# Exercise inputs
══════
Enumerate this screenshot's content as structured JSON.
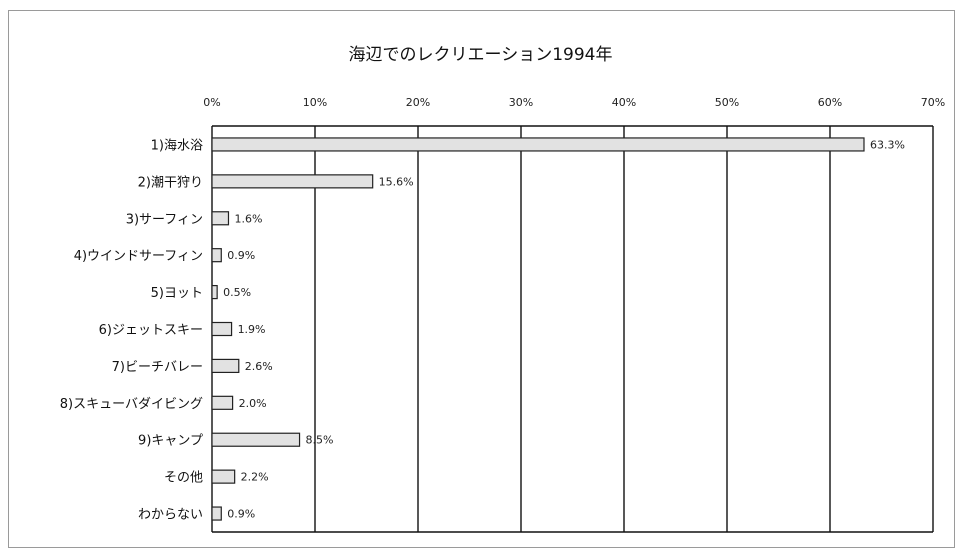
{
  "chart_data": {
    "type": "bar",
    "orientation": "horizontal",
    "title": "海辺でのレクリエーション1994年",
    "categories": [
      "1)海水浴",
      "2)潮干狩り",
      "3)サーフィン",
      "4)ウインドサーフィン",
      "5)ヨット",
      "6)ジェットスキー",
      "7)ビーチバレー",
      "8)スキューバダイビング",
      "9)キャンプ",
      "その他",
      "わからない"
    ],
    "values": [
      63.3,
      15.6,
      1.6,
      0.9,
      0.5,
      1.9,
      2.6,
      2.0,
      8.5,
      2.2,
      0.9
    ],
    "value_labels": [
      "63.3%",
      "15.6%",
      "1.6%",
      "0.9%",
      "0.5%",
      "1.9%",
      "2.6%",
      "2.0%",
      "8.5%",
      "2.2%",
      "0.9%"
    ],
    "xticks": [
      "0%",
      "10%",
      "20%",
      "30%",
      "40%",
      "50%",
      "60%",
      "70%"
    ],
    "xlim": [
      0,
      70
    ],
    "grid": true,
    "legend": "none",
    "colors": {
      "bar_fill": "#e2e2e2",
      "bar_stroke": "#222222",
      "grid": "#111111"
    }
  }
}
══════
Every entry above is to be set down exactly; the pictures are to be left out.

# Final result
Enumerate this screenshot's content as structured JSON.
{
  "chart_data": {
    "type": "bar",
    "orientation": "horizontal",
    "title": "海辺でのレクリエーション1994年",
    "categories": [
      "1)海水浴",
      "2)潮干狩り",
      "3)サーフィン",
      "4)ウインドサーフィン",
      "5)ヨット",
      "6)ジェットスキー",
      "7)ビーチバレー",
      "8)スキューバダイビング",
      "9)キャンプ",
      "その他",
      "わからない"
    ],
    "values": [
      63.3,
      15.6,
      1.6,
      0.9,
      0.5,
      1.9,
      2.6,
      2.0,
      8.5,
      2.2,
      0.9
    ],
    "value_labels": [
      "63.3%",
      "15.6%",
      "1.6%",
      "0.9%",
      "0.5%",
      "1.9%",
      "2.6%",
      "2.0%",
      "8.5%",
      "2.2%",
      "0.9%"
    ],
    "xticks": [
      "0%",
      "10%",
      "20%",
      "30%",
      "40%",
      "50%",
      "60%",
      "70%"
    ],
    "xlim": [
      0,
      70
    ],
    "grid": true,
    "legend": "none",
    "colors": {
      "bar_fill": "#e2e2e2",
      "bar_stroke": "#222222",
      "grid": "#111111"
    }
  }
}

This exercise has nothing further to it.